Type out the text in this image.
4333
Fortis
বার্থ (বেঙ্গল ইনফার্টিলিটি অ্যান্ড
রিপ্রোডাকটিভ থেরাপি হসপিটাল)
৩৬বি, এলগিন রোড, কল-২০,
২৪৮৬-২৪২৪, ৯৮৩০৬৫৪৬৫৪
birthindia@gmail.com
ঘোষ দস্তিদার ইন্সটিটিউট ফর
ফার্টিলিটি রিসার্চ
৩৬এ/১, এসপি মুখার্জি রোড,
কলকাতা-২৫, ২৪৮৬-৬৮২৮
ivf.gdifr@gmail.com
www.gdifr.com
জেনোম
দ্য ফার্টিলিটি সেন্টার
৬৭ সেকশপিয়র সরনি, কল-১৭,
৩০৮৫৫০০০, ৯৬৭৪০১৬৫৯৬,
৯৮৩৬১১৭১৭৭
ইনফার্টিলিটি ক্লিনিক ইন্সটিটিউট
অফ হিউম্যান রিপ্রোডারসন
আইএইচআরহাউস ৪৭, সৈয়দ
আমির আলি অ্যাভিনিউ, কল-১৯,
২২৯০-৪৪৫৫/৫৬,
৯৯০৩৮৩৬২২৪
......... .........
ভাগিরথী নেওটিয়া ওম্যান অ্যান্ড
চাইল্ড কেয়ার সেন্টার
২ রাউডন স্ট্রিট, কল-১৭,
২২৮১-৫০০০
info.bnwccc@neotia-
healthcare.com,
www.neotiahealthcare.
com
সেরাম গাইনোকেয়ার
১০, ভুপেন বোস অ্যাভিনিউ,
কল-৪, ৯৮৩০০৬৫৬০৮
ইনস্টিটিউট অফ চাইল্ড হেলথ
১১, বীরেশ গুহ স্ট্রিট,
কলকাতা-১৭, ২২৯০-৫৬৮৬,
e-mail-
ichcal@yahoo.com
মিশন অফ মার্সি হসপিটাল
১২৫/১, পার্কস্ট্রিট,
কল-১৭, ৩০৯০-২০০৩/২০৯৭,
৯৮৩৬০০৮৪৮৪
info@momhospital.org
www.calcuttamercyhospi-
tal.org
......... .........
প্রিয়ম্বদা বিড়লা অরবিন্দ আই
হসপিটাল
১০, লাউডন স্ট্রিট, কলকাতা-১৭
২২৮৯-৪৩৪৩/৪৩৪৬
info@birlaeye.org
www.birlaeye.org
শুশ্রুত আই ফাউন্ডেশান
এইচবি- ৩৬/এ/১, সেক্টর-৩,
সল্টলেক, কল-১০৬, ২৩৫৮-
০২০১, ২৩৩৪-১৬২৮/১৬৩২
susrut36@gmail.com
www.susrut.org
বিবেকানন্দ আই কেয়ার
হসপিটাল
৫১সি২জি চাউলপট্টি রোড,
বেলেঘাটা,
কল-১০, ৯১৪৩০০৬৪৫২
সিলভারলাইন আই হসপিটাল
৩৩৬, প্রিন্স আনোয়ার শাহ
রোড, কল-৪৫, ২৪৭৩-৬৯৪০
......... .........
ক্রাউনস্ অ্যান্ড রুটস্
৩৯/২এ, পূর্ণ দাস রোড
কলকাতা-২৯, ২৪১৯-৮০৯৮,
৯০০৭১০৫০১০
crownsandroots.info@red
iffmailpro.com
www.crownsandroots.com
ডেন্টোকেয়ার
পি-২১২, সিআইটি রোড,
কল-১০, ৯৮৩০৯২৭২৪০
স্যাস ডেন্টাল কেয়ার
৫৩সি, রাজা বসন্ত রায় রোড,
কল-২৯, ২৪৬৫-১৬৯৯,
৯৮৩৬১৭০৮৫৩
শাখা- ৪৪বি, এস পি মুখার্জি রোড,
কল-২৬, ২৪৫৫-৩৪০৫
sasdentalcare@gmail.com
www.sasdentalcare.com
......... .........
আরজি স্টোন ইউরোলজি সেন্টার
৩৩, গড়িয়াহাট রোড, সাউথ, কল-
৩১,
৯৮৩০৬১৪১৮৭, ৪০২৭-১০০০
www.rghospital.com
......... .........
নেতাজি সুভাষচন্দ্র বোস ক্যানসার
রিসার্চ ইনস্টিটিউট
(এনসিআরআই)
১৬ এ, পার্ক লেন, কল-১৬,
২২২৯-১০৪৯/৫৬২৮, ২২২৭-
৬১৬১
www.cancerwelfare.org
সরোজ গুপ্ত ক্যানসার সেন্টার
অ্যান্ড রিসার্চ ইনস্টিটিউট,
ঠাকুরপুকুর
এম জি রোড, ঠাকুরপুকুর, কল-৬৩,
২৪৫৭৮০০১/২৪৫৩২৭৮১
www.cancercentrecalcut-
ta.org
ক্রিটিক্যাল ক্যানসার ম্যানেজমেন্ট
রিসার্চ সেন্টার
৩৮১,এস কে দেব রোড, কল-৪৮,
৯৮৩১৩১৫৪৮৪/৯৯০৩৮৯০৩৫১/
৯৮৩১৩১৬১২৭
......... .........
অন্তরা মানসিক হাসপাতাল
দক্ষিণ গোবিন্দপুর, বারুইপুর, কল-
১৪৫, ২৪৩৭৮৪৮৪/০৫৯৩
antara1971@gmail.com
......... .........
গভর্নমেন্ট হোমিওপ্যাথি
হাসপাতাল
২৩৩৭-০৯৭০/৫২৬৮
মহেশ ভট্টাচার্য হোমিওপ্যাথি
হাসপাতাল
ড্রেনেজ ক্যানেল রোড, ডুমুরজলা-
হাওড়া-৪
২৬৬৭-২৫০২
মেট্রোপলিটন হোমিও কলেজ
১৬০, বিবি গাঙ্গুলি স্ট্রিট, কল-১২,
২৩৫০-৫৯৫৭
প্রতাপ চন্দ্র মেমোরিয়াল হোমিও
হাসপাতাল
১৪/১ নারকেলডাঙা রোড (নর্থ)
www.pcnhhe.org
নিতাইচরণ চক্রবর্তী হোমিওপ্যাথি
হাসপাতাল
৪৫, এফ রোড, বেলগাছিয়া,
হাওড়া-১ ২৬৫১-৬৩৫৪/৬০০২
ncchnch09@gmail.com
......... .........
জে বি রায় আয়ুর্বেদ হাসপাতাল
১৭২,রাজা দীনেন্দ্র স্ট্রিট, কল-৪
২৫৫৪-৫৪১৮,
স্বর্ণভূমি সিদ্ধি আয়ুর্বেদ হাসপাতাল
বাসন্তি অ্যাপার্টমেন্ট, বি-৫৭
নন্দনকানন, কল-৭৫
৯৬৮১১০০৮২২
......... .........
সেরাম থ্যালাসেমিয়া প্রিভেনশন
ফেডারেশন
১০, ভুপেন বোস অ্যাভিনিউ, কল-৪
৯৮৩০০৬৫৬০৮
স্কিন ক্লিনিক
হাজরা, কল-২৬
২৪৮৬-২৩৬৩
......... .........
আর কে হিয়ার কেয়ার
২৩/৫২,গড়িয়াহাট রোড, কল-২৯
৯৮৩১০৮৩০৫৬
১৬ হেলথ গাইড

——

▶ [REQUIRED TASK]: Exactly reproduce every line found in the records.

▶ [THE SOLUTION]:
Type out the text in this image.
4333
Fortis
বার্থ (বেঙ্গল ইনফার্টিলিটি অ্যান্ড
রিপ্রোডাকটিভ থেরাপি হসপিটাল)
৩৬বি, এলগিন রোড, কল-২০,
২৪৮৬-২৪২৪, ৯৮৩০৬৫৪৬৫৪
birthindia@gmail.com
ঘোষ দস্তিদার ইন্সটিটিউট ফর
ফার্টিলিটি রিসার্চ
৩৬এ/১, এসপি মুখার্জি রোড,
কলকাতা-২৫, ২৪৮৬-৬৮২৮
ivf.gdifr@gmail.com
www.gdifr.com
জেনোম
দ্য ফার্টিলিটি সেন্টার
৬৭ সেকশপিয়র সরনি, কল-১৭,
৩০৮৫৫০০০, ৯৬৭৪০১৬৫৯৬,
৯৮৩৬১১৭১৭৭
ইনফার্টিলিটি ক্লিনিক ইন্সটিটিউট
অফ হিউম্যান রিপ্রোডারসন
আইএইচআরহাউস ৪৭, সৈয়দ
আমির আলি অ্যাভিনিউ, কল-১৯,
২২৯০-৪৪৫৫/৫৬,
৯৯০৩৮৩৬২২৪
......... .........
ভাগিরথী নেওটিয়া ওম্যান অ্যান্ড
চাইল্ড কেয়ার সেন্টার
২ রাউডন স্ট্রিট, কল-১৭,
২২৮১-৫০০০
info.bnwccc@neotia-
healthcare.com,
www.neotiahealthcare.
com
সেরাম গাইনোকেয়ার
১০, ভুপেন বোস অ্যাভিনিউ,
কল-৪, ৯৮৩০০৬৫৬০৮
ইনস্টিটিউট অফ চাইল্ড হেলথ
১১, বীরেশ গুহ স্ট্রিট,
কলকাতা-১৭, ২২৯০-৫৬৮৬,
e-mail-
ichcal@yahoo.com
মিশন অফ মার্সি হসপিটাল
১২৫/১, পার্কস্ট্রিট,
কল-১৭, ৩০৯০-২০০৩/২০৯৭,
৯৮৩৬০০৮৪৮৪
info@momhospital.org
www.calcuttamercyhospi-
tal.org
......... .........
প্রিয়ম্বদা বিড়লা অরবিন্দ আই
হসপিটাল
১০, লাউডন স্ট্রিট, কলকাতা-১৭
২২৮৯-৪৩৪৩/৪৩৪৬
info@birlaeye.org
www.birlaeye.org
শুশ্রুত আই ফাউন্ডেশান
এইচবি- ৩৬/এ/১, সেক্টর-৩,
সল্টলেক, কল-১০৬, ২৩৫৮-
০২০১, ২৩৩৪-১৬২৮/১৬৩২
susrut36@gmail.com
www.susrut.org
বিবেকানন্দ আই কেয়ার
হসপিটাল
৫১সি২জি চাউলপট্টি রোড,
বেলেঘাটা,
কল-১০, ৯১৪৩০০৬৪৫২
সিলভারলাইন আই হসপিটাল
৩৩৬, প্রিন্স আনোয়ার শাহ
রোড, কল-৪৫, ২৪৭৩-৬৯৪০
......... .........
ক্রাউনস্ অ্যান্ড রুটস্
৩৯/২এ, পূর্ণ দাস রোড
কলকাতা-২৯, ২৪১৯-৮০৯৮,
৯০০৭১০৫০১০
crownsandroots.info@red
iffmailpro.com
www.crownsandroots.com
ডেন্টোকেয়ার
পি-২১২, সিআইটি রোড,
কল-১০, ৯৮৩০৯২৭২৪০
স্যাস ডেন্টাল কেয়ার
৫৩সি, রাজা বসন্ত রায় রোড,
কল-২৯, ২৪৬৫-১৬৯৯,
৯৮৩৬১৭০৮৫৩
শাখা- ৪৪বি, এস পি মুখার্জি রোড,
কল-২৬, ২৪৫৫-৩৪০৫
sasdentalcare@gmail.com
www.sasdentalcare.com
......... .........
আরজি স্টোন ইউরোলজি সেন্টার
৩৩, গড়িয়াহাট রোড, সাউথ, কল-
৩১,
৯৮৩০৬১৪১৮৭, ৪০২৭-১০০০
www.rghospital.com
......... .........
নেতাজি সুভাষচন্দ্র বোস ক্যানসার
রিসার্চ ইনস্টিটিউট
(এনসিআরআই)
১৬ এ, পার্ক লেন, কল-১৬,
২২২৯-১০৪৯/৫৬২৮, ২২২৭-
৬১৬১
www.cancerwelfare.org
সরোজ গুপ্ত ক্যানসার সেন্টার
অ্যান্ড রিসার্চ ইনস্টিটিউট,
ঠাকুরপুকুর
এম জি রোড, ঠাকুরপুকুর, কল-৬৩,
২৪৫৭৮০০১/২৪৫৩২৭৮১
www.cancercentrecalcut-
ta.org
ক্রিটিক্যাল ক্যানসার ম্যানেজমেন্ট
রিসার্চ সেন্টার
৩৮১,এস কে দেব রোড, কল-৪৮,
৯৮৩১৩১৫৪৮৪/৯৯০৩৮৯০৩৫১/
৯৮৩১৩১৬১২৭
......... .........
অন্তরা মানসিক হাসপাতাল
দক্ষিণ গোবিন্দপুর, বারুইপুর, কল-
১৪৫, ২৪৩৭৮৪৮৪/০৫৯৩
antara1971@gmail.com
......... .........
গভর্নমেন্ট হোমিওপ্যাথি
হাসপাতাল
২৩৩৭-০৯৭০/৫২৬৮
মহেশ ভট্টাচার্য হোমিওপ্যাথি
হাসপাতাল
ড্রেনেজ ক্যানেল রোড, ডুমুরজলা-
হাওড়া-৪
২৬৬৭-২৫০২
মেট্রোপলিটন হোমিও কলেজ
১৬০, বিবি গাঙ্গুলি স্ট্রিট, কল-১২,
২৩৫০-৫৯৫৭
প্রতাপ চন্দ্র মেমোরিয়াল হোমিও
হাসপাতাল
১৪/১ নারকেলডাঙা রোড (নর্থ)
www.pcnhhe.org
নিতাইচরণ চক্রবর্তী হোমিওপ্যাথি
হাসপাতাল
৪৫, এফ রোড, বেলগাছিয়া,
হাওড়া-১ ২৬৫১-৬৩৫৪/৬০০২
ncchnch09@gmail.com
......... .........
জে বি রায় আয়ুর্বেদ হাসপাতাল
১৭২,রাজা দীনেন্দ্র স্ট্রিট, কল-৪
২৫৫৪-৫৪১৮,
স্বর্ণভূমি সিদ্ধি আয়ুর্বেদ হাসপাতাল
বাসন্তি অ্যাপার্টমেন্ট, বি-৫৭
নন্দনকানন, কল-৭৫
৯৬৮১১০০৮২২
......... .........
সেরাম থ্যালাসেমিয়া প্রিভেনশন
ফেডারেশন
১০, ভুপেন বোস অ্যাভিনিউ, কল-৪
৯৮৩০০৬৫৬০৮
স্কিন ক্লিনিক
হাজরা, কল-২৬
২৪৮৬-২৩৬৩
......... .........
আর কে হিয়ার কেয়ার
২৩/৫২,গড়িয়াহাট রোড, কল-২৯
৯৮৩১০৮৩০৫৬
১৬ হেলথ গাইড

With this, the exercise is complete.